**PROBLEM TO SOLVE**
Write the data out again, character for character, with no images.

**RECORD SET**
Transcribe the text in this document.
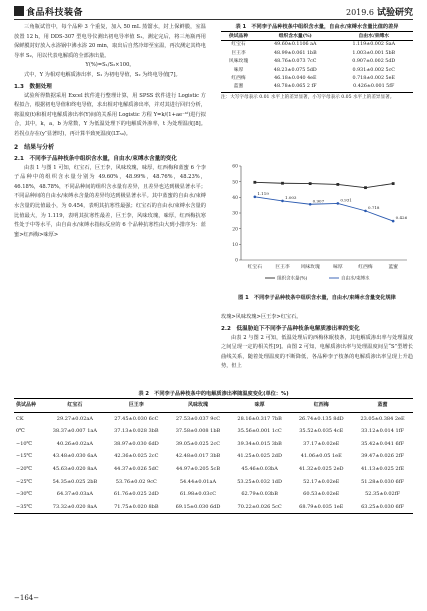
食品科技装备	2019.6 试验研究

三角瓶试管中，每个品种 3 个重复，加入 50 mL 蒸馏水，封上保鲜膜，室温放置 12 h，用 DDS-307 型电导仪测出初电导率值 S₁，测定完后，将三角瓶再用保鲜膜封好放入水浴锅中沸水浴 20 min，取出后自然冷却至室温，再次测定其终电导率 S₂，用以代表电解质的全部渗出量。

Y(%)=S₁/S₂×100。

式中，Y 为相对电解质渗出率，S₁ 为初电导值，S₂ 为终电导值[7]。

1.3　数据处理

试验所得数据采用 Excel 软件进行整理计算，用 SPSS 软件进行 Logistic 方程拟合，根据初电导值和终电导值，求出相对电解质渗出率，并对其进行回归分析，将温度(t)和相对电解质渗出率(Y)间的关系用 Logistic 方程 Y=k/(1+ae⁻ᵇᵗ)进行拟合，其中，k，a，b 为常数，Y 为低温处理下的电解质外渗率，t 为处理温度[8]。若拐点存在(y″显著时)，再计算半致死温度(LT₅₀)。

2　结果与分析

2.1　不同李子品种枝条中组织含水量，自由水/束缚水含量的变化

由表 1 与图 1 可知，红宝石，巨王李，风味玫瑰，味厚，红西梅和蓝蜜 6 个李子品种中的组织含水量分别为 49.60%，48.99%，48.76%，48.23%，46.18%，48.78%，不同品种间的组织含水量有差异，且差异也达到极显著水平；不同品种间的自由水/束缚水含量的差异均达到极显著水平。其中蓝蜜的自由水/束缚水含量的比值最小，为 0.454，表明其抗寒性最强；红宝石的自由水/束缚水含量的比值最大，为 1.119，表明其抗寒性最差，巨王李，风味玫瑰，味厚，红西梅抗寒性处于中等水平，由自由水/束缚水指标反应的 6 个品种抗寒性由大到小排序为：蓝蜜>红西梅>味厚>

表 1　不同李子品种枝条中组织含水量，自由水/束缚水含量比值的差异

供试品种	组织含水量(%)	自由水/束缚水
红宝石	49.60±0.1106 aA	1.119±0.002 SaA
巨王李	48.99±0.061 1bB	1.003±0.001 5bB
风味玫瑰	48.76±0.073 7cC	0.907±0.002 5dD
味厚	48.23±0.075 5dD	0.931±0.002 5cC
红西梅	46.18±0.040 4eE	0.718±0.002 5eE
蓝蜜	48.78±0.065 2 fF	0.426±0.001 5fF

注：大写字母表示 0.01 水平上的差异显著，小写字母表示 0.05 水平上的差异显著。

0
10
20
30
40
50
60
红宝石	巨王李 风味玫瑰	味厚	红西梅	蓝蜜
1.119
1.003
0.907	0.931
0.718
0.426
组织含水量(%)	自由水/束缚水

图 1　不同李子品种枝条中组织含水量，自由水/束缚水含量变化规律

玫瑰>风味玫瑰>巨王李>红宝石。

2.2　低温胁迫下不同李子品种枝条电解质渗出率的变化

由表 2 与图 2 可知，低温处理后的西梅休眠枝条，其电解质渗出率与处理温度之间呈现一定的相关性[9]。由图 2 可知，电解质渗出率与处理温度间呈“S”型增长曲线关系，随着处理温度的不断降低，各品种李子枝条的电解质渗出率呈现上升趋势，但上

表 2　不同李子品种枝条中的电解质渗出率随温度变化(单位：%)

供试品种	红宝石	巨王李	风味玫瑰	味厚	红西梅	蓝蜜
CK	29.27±0.02aA	27.45±0.030 6cC	27.53±0.037 9cC	28.16±0.317 7bB	26.74±0.135 8dD	23.05±0.384 2eE
0℃	38.37±0.007 1aA	37.13±0.028 3bB	37.58±0.008 1bB	35.56±0.001 1cC	35.52±0.035 4cE	33.12±0.014 1fF
−10℃	40.26±0.02aA	38.97±0.030 6dD	39.05±0.025 2cC	39.34±0.015 3bB	37.17±0.02eE	35.42±0.041 6fF
−15℃	43.48±0.030 6aA	42.36±0.025 2cC	42.48±0.017 3bB	41.25±0.025 2dD	41.06±0.05 1eE	39.47±0.026 2fF
−20℃	45.63±0.020 8aA	44.37±0.026 5dC	44.97±0.205 5cB	45.46±0.03bA	41.32±0.025 2eD	41.13±0.025 2fE
−25℃	54.35±0.025 2bB	53.76±0.02 9cC	54.44±0.01aA	53.25±0.032 1dD	52.17±0.02eE	51.28±0.030 6fF
−30℃	64.37±0.03aA	61.76±0.025 2dD	61.98±0.03cC	62.79±0.03bB	60.53±0.02eE	52.35±0.02fF
−35℃	73.32±0.020 8aA	71.75±0.020 8bB	69.15±0.030 6dD	70.22±0.026 5cC	68.79±0.035 1eE	63.25±0.030 6fF
−164−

**EXERCISE RESPONSE**
Transcribe the text in this document.
食品科技装备	2019.6 试验研究

三角瓶试管中，每个品种 3 个重复，加入 50 mL 蒸馏水，封上保鲜膜，室温放置 12 h，用 DDS-307 型电导仪测出初电导率值 S₁，测定完后，将三角瓶再用保鲜膜封好放入水浴锅中沸水浴 20 min，取出后自然冷却至室温，再次测定其终电导率 S₂，用以代表电解质的全部渗出量。

Y(%)=S₁/S₂×100。

式中，Y 为相对电解质渗出率，S₁ 为初电导值，S₂ 为终电导值[7]。

1.3　数据处理

试验所得数据采用 Excel 软件进行整理计算，用 SPSS 软件进行 Logistic 方程拟合，根据初电导值和终电导值，求出相对电解质渗出率，并对其进行回归分析，将温度(t)和相对电解质渗出率(Y)间的关系用 Logistic 方程 Y=k/(1+ae⁻ᵇᵗ)进行拟合，其中，k，a，b 为常数，Y 为低温处理下的电解质外渗率，t 为处理温度[8]。若拐点存在(y″显著时)，再计算半致死温度(LT₅₀)。

2　结果与分析

2.1　不同李子品种枝条中组织含水量，自由水/束缚水含量的变化

由表 1 与图 1 可知，红宝石，巨王李，风味玫瑰，味厚，红西梅和蓝蜜 6 个李子品种中的组织含水量分别为 49.60%，48.99%，48.76%，48.23%，46.18%，48.78%，不同品种间的组织含水量有差异，且差异也达到极显著水平；不同品种间的自由水/束缚水含量的差异均达到极显著水平。其中蓝蜜的自由水/束缚水含量的比值最小，为 0.454，表明其抗寒性最强；红宝石的自由水/束缚水含量的比值最大，为 1.119，表明其抗寒性最差，巨王李，风味玫瑰，味厚，红西梅抗寒性处于中等水平，由自由水/束缚水指标反应的 6 个品种抗寒性由大到小排序为：蓝蜜>红西梅>味厚>

表 1　不同李子品种枝条中组织含水量，自由水/束缚水含量比值的差异

供试品种	组织含水量(%)	自由水/束缚水
红宝石	49.60±0.1106 aA	1.119±0.002 SaA
巨王李	48.99±0.061 1bB	1.003±0.001 5bB
风味玫瑰	48.76±0.073 7cC	0.907±0.002 5dD
味厚	48.23±0.075 5dD	0.931±0.002 5cC
红西梅	46.18±0.040 4eE	0.718±0.002 5eE
蓝蜜	48.78±0.065 2 fF	0.426±0.001 5fF

注：大写字母表示 0.01 水平上的差异显著，小写字母表示 0.05 水平上的差异显著。

0
10
20
30
40
50
60
红宝石	巨王李 风味玫瑰	味厚	红西梅	蓝蜜
1.119
1.003
0.907	0.931
0.718
0.426
组织含水量(%)	自由水/束缚水

图 1　不同李子品种枝条中组织含水量，自由水/束缚水含量变化规律

玫瑰>风味玫瑰>巨王李>红宝石。

2.2　低温胁迫下不同李子品种枝条电解质渗出率的变化

由表 2 与图 2 可知，低温处理后的西梅休眠枝条，其电解质渗出率与处理温度之间呈现一定的相关性[9]。由图 2 可知，电解质渗出率与处理温度间呈“S”型增长曲线关系，随着处理温度的不断降低，各品种李子枝条的电解质渗出率呈现上升趋势，但上

表 2　不同李子品种枝条中的电解质渗出率随温度变化(单位：%)

供试品种	红宝石	巨王李	风味玫瑰	味厚	红西梅	蓝蜜
CK	29.27±0.02aA	27.45±0.030 6cC	27.53±0.037 9cC	28.16±0.317 7bB	26.74±0.135 8dD	23.05±0.384 2eE
0℃	38.37±0.007 1aA	37.13±0.028 3bB	37.58±0.008 1bB	35.56±0.001 1cC	35.52±0.035 4cE	33.12±0.014 1fF
−10℃	40.26±0.02aA	38.97±0.030 6dD	39.05±0.025 2cC	39.34±0.015 3bB	37.17±0.02eE	35.42±0.041 6fF
−15℃	43.48±0.030 6aA	42.36±0.025 2cC	42.48±0.017 3bB	41.25±0.025 2dD	41.06±0.05 1eE	39.47±0.026 2fF
−20℃	45.63±0.020 8aA	44.37±0.026 5dC	44.97±0.205 5cB	45.46±0.03bA	41.32±0.025 2eD	41.13±0.025 2fE
−25℃	54.35±0.025 2bB	53.76±0.02 9cC	54.44±0.01aA	53.25±0.032 1dD	52.17±0.02eE	51.28±0.030 6fF
−30℃	64.37±0.03aA	61.76±0.025 2dD	61.98±0.03cC	62.79±0.03bB	60.53±0.02eE	52.35±0.02fF
−35℃	73.32±0.020 8aA	71.75±0.020 8bB	69.15±0.030 6dD	70.22±0.026 5cC	68.79±0.035 1eE	63.25±0.030 6fF
−164−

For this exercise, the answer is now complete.